[begin RECORDS SUPPLIED]

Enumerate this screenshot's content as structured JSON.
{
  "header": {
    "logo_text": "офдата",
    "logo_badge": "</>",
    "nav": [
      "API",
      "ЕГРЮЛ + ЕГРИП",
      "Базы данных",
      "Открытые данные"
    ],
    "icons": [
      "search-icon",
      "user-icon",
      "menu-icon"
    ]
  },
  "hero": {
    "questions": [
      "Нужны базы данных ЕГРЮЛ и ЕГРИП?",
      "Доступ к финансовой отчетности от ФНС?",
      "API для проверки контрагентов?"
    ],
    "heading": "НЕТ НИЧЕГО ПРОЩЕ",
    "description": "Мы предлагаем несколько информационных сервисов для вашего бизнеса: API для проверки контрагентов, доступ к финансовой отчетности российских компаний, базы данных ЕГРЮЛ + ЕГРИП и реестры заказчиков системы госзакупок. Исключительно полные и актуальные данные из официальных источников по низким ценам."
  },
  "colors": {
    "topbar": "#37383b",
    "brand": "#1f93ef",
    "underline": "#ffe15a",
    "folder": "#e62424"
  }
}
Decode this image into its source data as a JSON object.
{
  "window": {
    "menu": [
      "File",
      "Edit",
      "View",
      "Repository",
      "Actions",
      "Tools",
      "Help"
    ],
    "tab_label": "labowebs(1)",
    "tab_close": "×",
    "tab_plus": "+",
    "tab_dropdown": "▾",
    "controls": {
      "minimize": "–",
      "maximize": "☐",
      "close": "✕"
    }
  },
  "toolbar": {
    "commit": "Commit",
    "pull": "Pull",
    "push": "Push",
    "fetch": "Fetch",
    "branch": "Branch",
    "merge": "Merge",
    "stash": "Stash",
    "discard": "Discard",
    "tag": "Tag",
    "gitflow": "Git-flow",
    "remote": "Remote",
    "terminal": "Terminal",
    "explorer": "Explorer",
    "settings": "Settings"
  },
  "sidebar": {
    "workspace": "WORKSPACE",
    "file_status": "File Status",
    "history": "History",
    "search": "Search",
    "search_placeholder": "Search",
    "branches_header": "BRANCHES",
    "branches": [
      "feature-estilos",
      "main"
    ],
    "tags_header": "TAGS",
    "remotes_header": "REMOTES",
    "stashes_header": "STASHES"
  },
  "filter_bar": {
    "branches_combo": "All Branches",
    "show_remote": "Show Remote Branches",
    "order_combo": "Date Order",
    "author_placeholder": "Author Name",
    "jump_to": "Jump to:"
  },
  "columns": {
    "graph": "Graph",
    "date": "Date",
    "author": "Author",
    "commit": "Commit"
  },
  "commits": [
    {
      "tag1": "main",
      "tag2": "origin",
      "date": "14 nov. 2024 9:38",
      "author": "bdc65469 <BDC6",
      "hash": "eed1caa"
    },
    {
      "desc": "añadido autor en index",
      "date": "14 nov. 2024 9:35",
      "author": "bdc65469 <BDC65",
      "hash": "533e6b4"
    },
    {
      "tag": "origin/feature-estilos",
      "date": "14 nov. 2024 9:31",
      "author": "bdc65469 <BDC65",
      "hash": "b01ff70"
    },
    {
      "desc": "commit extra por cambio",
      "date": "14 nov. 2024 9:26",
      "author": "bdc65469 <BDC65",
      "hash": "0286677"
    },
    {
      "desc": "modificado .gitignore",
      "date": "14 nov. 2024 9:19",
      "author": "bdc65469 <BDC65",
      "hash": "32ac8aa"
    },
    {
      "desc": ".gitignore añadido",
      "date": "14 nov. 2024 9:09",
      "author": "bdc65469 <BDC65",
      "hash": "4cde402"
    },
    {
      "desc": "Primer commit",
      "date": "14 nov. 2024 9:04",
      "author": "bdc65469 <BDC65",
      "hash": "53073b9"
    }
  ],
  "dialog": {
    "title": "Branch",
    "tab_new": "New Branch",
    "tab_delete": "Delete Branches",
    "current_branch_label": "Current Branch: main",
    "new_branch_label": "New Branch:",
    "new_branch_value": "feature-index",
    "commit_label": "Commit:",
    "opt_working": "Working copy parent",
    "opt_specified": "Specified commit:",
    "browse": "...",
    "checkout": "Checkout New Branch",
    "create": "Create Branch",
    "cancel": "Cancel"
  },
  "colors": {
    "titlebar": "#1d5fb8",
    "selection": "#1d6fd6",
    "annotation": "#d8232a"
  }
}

[end RECORDS SUPPLIED]
[begin RECORDS SUPPLIED]

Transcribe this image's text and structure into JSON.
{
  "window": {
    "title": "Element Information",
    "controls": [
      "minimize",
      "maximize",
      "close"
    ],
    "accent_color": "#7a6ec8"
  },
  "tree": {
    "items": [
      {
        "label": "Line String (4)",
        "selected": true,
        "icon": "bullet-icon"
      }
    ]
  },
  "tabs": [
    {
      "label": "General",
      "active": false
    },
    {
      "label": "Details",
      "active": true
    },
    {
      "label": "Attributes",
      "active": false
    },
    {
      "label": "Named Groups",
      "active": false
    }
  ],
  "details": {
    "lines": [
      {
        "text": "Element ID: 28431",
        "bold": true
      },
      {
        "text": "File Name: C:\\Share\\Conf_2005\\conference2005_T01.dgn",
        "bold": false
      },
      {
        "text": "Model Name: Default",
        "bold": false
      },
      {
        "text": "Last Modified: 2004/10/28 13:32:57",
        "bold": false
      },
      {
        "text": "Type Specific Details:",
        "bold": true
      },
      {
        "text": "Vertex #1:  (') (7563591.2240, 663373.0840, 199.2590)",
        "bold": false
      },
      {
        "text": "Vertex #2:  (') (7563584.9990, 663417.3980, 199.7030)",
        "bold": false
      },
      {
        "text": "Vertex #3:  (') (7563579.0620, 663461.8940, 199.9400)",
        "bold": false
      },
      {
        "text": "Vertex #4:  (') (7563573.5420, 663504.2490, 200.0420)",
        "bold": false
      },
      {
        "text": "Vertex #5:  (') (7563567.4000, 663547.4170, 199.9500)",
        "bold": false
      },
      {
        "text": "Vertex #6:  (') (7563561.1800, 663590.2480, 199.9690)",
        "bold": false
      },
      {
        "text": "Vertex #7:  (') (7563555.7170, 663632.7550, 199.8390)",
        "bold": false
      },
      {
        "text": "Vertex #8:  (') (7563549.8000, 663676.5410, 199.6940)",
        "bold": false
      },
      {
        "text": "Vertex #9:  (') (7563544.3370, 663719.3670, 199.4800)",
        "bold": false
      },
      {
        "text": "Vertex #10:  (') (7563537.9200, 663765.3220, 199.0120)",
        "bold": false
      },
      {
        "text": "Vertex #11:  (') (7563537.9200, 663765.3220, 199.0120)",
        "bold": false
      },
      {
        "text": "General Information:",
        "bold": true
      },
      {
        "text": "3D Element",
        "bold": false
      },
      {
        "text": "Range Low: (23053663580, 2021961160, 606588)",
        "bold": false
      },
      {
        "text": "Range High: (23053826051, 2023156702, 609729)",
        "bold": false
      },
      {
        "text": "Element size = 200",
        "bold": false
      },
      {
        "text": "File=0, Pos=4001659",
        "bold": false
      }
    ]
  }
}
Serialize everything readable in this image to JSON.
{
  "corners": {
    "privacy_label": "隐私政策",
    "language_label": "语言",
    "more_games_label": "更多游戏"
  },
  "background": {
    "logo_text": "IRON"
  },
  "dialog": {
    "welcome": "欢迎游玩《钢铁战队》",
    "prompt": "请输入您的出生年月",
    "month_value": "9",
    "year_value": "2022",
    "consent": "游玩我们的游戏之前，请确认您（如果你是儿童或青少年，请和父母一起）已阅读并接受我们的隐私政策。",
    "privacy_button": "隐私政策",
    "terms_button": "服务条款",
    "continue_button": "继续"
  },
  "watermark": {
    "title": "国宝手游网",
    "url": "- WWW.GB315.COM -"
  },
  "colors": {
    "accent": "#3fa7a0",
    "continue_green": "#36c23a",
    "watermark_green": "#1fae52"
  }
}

[end RECORDS SUPPLIED]

*WORK INSTRUCTIONS*:
Look through the data and show every line containing "this".

*REPLY*:
Enumerate this screenshot's content as structured JSON.
Decode this image into its source data as a JSON object.
Transcribe this image's text and structure into JSON.
Serialize everything readable in this image to JSON.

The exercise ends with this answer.